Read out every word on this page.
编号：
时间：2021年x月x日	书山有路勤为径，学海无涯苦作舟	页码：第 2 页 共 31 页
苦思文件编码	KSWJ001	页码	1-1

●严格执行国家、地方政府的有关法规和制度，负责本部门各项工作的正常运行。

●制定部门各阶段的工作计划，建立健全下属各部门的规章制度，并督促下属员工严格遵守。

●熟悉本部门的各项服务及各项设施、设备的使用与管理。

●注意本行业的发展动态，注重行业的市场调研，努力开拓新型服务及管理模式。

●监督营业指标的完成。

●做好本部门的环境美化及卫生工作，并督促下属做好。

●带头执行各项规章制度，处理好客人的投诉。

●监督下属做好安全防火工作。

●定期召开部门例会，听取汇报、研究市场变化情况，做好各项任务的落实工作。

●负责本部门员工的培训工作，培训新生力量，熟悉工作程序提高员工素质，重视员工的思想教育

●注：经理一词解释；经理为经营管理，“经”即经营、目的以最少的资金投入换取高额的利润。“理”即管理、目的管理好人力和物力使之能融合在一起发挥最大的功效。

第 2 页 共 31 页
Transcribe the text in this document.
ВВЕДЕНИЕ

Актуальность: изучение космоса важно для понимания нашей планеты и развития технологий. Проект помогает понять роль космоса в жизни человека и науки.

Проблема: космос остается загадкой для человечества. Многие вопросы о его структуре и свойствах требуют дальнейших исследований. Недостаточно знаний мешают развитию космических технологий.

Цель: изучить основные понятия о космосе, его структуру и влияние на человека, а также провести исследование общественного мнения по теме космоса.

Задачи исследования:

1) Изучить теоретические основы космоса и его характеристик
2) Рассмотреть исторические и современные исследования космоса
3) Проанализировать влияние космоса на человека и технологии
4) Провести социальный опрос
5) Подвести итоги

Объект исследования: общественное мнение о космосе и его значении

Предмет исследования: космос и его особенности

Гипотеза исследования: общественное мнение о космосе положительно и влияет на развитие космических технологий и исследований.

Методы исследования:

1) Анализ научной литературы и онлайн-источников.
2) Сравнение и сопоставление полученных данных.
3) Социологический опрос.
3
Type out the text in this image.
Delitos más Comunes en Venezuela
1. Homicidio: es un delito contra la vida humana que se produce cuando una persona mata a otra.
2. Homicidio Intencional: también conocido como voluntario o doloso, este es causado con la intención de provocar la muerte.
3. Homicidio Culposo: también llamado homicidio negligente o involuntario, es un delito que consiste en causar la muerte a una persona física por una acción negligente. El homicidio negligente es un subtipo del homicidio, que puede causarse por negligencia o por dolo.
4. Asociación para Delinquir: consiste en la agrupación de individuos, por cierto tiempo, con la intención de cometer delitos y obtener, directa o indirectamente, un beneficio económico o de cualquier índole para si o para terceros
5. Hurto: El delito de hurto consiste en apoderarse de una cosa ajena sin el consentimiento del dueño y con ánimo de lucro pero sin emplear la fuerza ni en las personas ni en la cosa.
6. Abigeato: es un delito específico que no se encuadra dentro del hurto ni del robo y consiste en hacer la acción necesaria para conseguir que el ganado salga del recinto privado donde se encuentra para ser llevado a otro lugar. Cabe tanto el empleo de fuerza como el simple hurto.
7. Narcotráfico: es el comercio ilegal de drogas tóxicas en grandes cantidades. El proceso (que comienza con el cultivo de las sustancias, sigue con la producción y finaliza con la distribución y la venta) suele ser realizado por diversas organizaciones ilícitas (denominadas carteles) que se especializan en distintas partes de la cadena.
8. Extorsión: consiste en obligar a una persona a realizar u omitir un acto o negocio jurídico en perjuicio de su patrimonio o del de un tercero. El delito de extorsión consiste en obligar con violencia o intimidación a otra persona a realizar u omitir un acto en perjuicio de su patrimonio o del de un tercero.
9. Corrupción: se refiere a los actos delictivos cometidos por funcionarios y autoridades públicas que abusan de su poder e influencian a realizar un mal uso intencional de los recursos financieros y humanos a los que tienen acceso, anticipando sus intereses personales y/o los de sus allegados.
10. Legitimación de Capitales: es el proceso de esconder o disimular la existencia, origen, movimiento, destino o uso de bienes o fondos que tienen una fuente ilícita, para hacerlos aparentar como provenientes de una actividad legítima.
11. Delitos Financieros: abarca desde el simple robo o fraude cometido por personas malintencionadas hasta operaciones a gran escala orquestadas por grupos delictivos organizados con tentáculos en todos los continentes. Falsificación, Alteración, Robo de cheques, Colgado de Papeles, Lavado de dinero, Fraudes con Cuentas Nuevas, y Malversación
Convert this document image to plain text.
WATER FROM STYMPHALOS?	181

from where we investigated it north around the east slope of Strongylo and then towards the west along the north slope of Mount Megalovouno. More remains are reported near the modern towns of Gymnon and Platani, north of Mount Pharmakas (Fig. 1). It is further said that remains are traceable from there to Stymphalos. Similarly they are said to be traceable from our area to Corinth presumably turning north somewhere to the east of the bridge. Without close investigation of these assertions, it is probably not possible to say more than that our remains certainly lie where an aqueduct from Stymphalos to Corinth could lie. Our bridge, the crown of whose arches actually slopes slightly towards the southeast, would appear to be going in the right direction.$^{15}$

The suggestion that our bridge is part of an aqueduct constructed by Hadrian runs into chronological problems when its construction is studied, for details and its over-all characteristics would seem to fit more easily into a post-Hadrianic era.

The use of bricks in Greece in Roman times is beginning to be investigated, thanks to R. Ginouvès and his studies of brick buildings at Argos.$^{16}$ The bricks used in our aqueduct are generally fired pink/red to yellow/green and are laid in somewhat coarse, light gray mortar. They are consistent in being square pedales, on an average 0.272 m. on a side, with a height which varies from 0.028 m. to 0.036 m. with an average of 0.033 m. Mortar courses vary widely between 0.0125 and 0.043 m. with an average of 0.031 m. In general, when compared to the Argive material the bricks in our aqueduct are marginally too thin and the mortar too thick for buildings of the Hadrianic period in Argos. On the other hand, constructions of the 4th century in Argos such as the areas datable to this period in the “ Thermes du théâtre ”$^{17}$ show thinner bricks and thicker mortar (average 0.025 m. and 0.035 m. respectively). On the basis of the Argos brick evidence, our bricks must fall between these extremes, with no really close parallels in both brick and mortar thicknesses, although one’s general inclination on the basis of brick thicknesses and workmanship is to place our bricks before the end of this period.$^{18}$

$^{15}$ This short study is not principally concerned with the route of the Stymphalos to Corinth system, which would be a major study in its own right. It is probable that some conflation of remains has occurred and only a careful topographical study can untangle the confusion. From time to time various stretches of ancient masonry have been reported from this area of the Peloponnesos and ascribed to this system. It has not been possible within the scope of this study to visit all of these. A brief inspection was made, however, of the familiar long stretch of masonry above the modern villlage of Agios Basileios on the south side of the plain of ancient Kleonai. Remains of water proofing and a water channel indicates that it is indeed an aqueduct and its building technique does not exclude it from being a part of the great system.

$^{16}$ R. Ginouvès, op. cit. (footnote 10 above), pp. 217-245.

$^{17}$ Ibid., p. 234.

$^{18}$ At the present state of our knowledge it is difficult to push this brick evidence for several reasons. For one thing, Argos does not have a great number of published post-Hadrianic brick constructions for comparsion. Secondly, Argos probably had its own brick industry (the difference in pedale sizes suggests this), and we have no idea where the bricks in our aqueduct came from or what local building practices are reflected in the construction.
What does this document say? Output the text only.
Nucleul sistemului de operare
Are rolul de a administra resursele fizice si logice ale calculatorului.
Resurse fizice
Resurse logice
---
## TASK DIRECTIONS
Extract each line of the listing above, copying it word for word.

## CORRECT ANSWER
Read out every word on this page.
编号：
时间：2021年x月x日	书山有路勤为径，学海无涯苦作舟	页码：第 2 页 共 31 页
苦思文件编码	KSWJ001	页码	1-1

●严格执行国家、地方政府的有关法规和制度，负责本部门各项工作的正常运行。

●制定部门各阶段的工作计划，建立健全下属各部门的规章制度，并督促下属员工严格遵守。

●熟悉本部门的各项服务及各项设施、设备的使用与管理。

●注意本行业的发展动态，注重行业的市场调研，努力开拓新型服务及管理模式。

●监督营业指标的完成。

●做好本部门的环境美化及卫生工作，并督促下属做好。

●带头执行各项规章制度，处理好客人的投诉。

●监督下属做好安全防火工作。

●定期召开部门例会，听取汇报、研究市场变化情况，做好各项任务的落实工作。

●负责本部门员工的培训工作，培训新生力量，熟悉工作程序提高员工素质，重视员工的思想教育

●注：经理一词解释；经理为经营管理，“经”即经营、目的以最少的资金投入换取高额的利润。“理”即管理、目的管理好人力和物力使之能融合在一起发挥最大的功效。

第 2 页 共 31 页
Transcribe the text in this document.
ВВЕДЕНИЕ

Актуальность: изучение космоса важно для понимания нашей планеты и развития технологий. Проект помогает понять роль космоса в жизни человека и науки.

Проблема: космос остается загадкой для человечества. Многие вопросы о его структуре и свойствах требуют дальнейших исследований. Недостаточно знаний мешают развитию космических технологий.

Цель: изучить основные понятия о космосе, его структуру и влияние на человека, а также провести исследование общественного мнения по теме космоса.

Задачи исследования:

1) Изучить теоретические основы космоса и его характеристик
2) Рассмотреть исторические и современные исследования космоса
3) Проанализировать влияние космоса на человека и технологии
4) Провести социальный опрос
5) Подвести итоги

Объект исследования: общественное мнение о космосе и его значении

Предмет исследования: космос и его особенности

Гипотеза исследования: общественное мнение о космосе положительно и влияет на развитие космических технологий и исследований.

Методы исследования:

1) Анализ научной литературы и онлайн-источников.
2) Сравнение и сопоставление полученных данных.
3) Социологический опрос.
3
Type out the text in this image.
Delitos más Comunes en Venezuela
1. Homicidio: es un delito contra la vida humana que se produce cuando una persona mata a otra.
2. Homicidio Intencional: también conocido como voluntario o doloso, este es causado con la intención de provocar la muerte.
3. Homicidio Culposo: también llamado homicidio negligente o involuntario, es un delito que consiste en causar la muerte a una persona física por una acción negligente. El homicidio negligente es un subtipo del homicidio, que puede causarse por negligencia o por dolo.
4. Asociación para Delinquir: consiste en la agrupación de individuos, por cierto tiempo, con la intención de cometer delitos y obtener, directa o indirectamente, un beneficio económico o de cualquier índole para si o para terceros
5. Hurto: El delito de hurto consiste en apoderarse de una cosa ajena sin el consentimiento del dueño y con ánimo de lucro pero sin emplear la fuerza ni en las personas ni en la cosa.
6. Abigeato: es un delito específico que no se encuadra dentro del hurto ni del robo y consiste en hacer la acción necesaria para conseguir que el ganado salga del recinto privado donde se encuentra para ser llevado a otro lugar. Cabe tanto el empleo de fuerza como el simple hurto.
7. Narcotráfico: es el comercio ilegal de drogas tóxicas en grandes cantidades. El proceso (que comienza con el cultivo de las sustancias, sigue con la producción y finaliza con la distribución y la venta) suele ser realizado por diversas organizaciones ilícitas (denominadas carteles) que se especializan en distintas partes de la cadena.
8. Extorsión: consiste en obligar a una persona a realizar u omitir un acto o negocio jurídico en perjuicio de su patrimonio o del de un tercero. El delito de extorsión consiste en obligar con violencia o intimidación a otra persona a realizar u omitir un acto en perjuicio de su patrimonio o del de un tercero.
9. Corrupción: se refiere a los actos delictivos cometidos por funcionarios y autoridades públicas que abusan de su poder e influencian a realizar un mal uso intencional de los recursos financieros y humanos a los que tienen acceso, anticipando sus intereses personales y/o los de sus allegados.
10. Legitimación de Capitales: es el proceso de esconder o disimular la existencia, origen, movimiento, destino o uso de bienes o fondos que tienen una fuente ilícita, para hacerlos aparentar como provenientes de una actividad legítima.
11. Delitos Financieros: abarca desde el simple robo o fraude cometido por personas malintencionadas hasta operaciones a gran escala orquestadas por grupos delictivos organizados con tentáculos en todos los continentes. Falsificación, Alteración, Robo de cheques, Colgado de Papeles, Lavado de dinero, Fraudes con Cuentas Nuevas, y Malversación
Convert this document image to plain text.
WATER FROM STYMPHALOS?	181

from where we investigated it north around the east slope of Strongylo and then towards the west along the north slope of Mount Megalovouno. More remains are reported near the modern towns of Gymnon and Platani, north of Mount Pharmakas (Fig. 1). It is further said that remains are traceable from there to Stymphalos. Similarly they are said to be traceable from our area to Corinth presumably turning north somewhere to the east of the bridge. Without close investigation of these assertions, it is probably not possible to say more than that our remains certainly lie where an aqueduct from Stymphalos to Corinth could lie. Our bridge, the crown of whose arches actually slopes slightly towards the southeast, would appear to be going in the right direction.$^{15}$

The suggestion that our bridge is part of an aqueduct constructed by Hadrian runs into chronological problems when its construction is studied, for details and its over-all characteristics would seem to fit more easily into a post-Hadrianic era.

The use of bricks in Greece in Roman times is beginning to be investigated, thanks to R. Ginouvès and his studies of brick buildings at Argos.$^{16}$ The bricks used in our aqueduct are generally fired pink/red to yellow/green and are laid in somewhat coarse, light gray mortar. They are consistent in being square pedales, on an average 0.272 m. on a side, with a height which varies from 0.028 m. to 0.036 m. with an average of 0.033 m. Mortar courses vary widely between 0.0125 and 0.043 m. with an average of 0.031 m. In general, when compared to the Argive material the bricks in our aqueduct are marginally too thin and the mortar too thick for buildings of the Hadrianic period in Argos. On the other hand, constructions of the 4th century in Argos such as the areas datable to this period in the “ Thermes du théâtre ”$^{17}$ show thinner bricks and thicker mortar (average 0.025 m. and 0.035 m. respectively). On the basis of the Argos brick evidence, our bricks must fall between these extremes, with no really close parallels in both brick and mortar thicknesses, although one’s general inclination on the basis of brick thicknesses and workmanship is to place our bricks before the end of this period.$^{18}$

$^{15}$ This short study is not principally concerned with the route of the Stymphalos to Corinth system, which would be a major study in its own right. It is probable that some conflation of remains has occurred and only a careful topographical study can untangle the confusion. From time to time various stretches of ancient masonry have been reported from this area of the Peloponnesos and ascribed to this system. It has not been possible within the scope of this study to visit all of these. A brief inspection was made, however, of the familiar long stretch of masonry above the modern villlage of Agios Basileios on the south side of the plain of ancient Kleonai. Remains of water proofing and a water channel indicates that it is indeed an aqueduct and its building technique does not exclude it from being a part of the great system.

$^{16}$ R. Ginouvès, op. cit. (footnote 10 above), pp. 217-245.

$^{17}$ Ibid., p. 234.

$^{18}$ At the present state of our knowledge it is difficult to push this brick evidence for several reasons. For one thing, Argos does not have a great number of published post-Hadrianic brick constructions for comparsion. Secondly, Argos probably had its own brick industry (the difference in pedale sizes suggests this), and we have no idea where the bricks in our aqueduct came from or what local building practices are reflected in the construction.
What does this document say? Output the text only.
Nucleul sistemului de operare
Are rolul de a administra resursele fizice si logice ale calculatorului.
Resurse fizice
Resurse logice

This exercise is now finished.